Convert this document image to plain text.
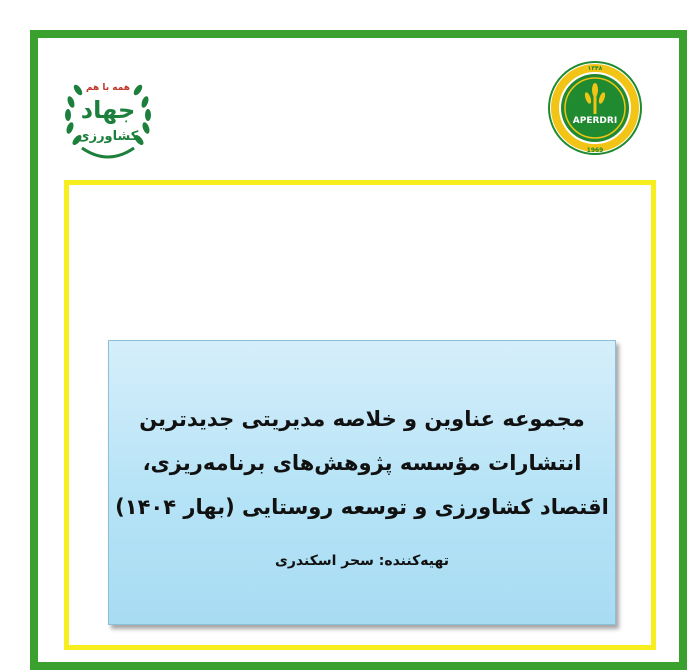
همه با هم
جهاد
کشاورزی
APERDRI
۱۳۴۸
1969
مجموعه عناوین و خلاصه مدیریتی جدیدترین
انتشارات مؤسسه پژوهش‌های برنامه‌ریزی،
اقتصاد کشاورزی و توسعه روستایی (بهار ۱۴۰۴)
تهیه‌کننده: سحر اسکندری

---

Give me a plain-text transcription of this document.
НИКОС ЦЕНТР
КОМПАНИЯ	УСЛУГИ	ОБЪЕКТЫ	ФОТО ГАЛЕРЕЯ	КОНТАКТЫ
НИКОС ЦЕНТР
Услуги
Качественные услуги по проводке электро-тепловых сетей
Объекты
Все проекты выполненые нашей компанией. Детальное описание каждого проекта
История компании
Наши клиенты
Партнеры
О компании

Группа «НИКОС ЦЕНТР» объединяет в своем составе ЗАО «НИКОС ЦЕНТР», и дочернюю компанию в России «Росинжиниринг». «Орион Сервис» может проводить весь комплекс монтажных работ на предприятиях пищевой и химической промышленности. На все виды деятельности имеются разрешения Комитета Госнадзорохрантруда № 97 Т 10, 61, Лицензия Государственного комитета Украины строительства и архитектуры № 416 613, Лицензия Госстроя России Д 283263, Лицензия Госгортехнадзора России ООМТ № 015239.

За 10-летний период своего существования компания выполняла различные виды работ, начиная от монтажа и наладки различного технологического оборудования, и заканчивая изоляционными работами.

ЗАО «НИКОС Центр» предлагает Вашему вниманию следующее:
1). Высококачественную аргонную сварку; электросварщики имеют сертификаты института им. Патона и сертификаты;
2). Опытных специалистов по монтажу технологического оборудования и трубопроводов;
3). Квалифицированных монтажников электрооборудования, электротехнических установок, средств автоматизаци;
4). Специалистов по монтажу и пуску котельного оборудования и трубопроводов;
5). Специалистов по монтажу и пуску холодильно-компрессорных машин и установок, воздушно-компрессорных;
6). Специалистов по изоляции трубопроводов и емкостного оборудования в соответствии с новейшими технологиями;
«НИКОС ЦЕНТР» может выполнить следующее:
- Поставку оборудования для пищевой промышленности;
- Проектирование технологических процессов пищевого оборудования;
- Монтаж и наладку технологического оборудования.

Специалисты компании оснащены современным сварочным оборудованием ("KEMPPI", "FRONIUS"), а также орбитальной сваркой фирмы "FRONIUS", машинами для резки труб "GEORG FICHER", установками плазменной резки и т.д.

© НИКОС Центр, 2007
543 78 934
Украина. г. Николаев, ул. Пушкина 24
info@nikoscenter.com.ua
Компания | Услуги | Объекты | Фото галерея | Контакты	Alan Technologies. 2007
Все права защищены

◆ **WHAT YOU SHOULD DO**: Extract all lines containing the word "установок".

◆ **EXERCISE ANSWER**:
3). Квалифицированных монтажников электрооборудования, электротехнических установок, средств автоматизаци;
5). Специалистов по монтажу и пуску холодильно-компрессорных машин и установок, воздушно-компрессорных;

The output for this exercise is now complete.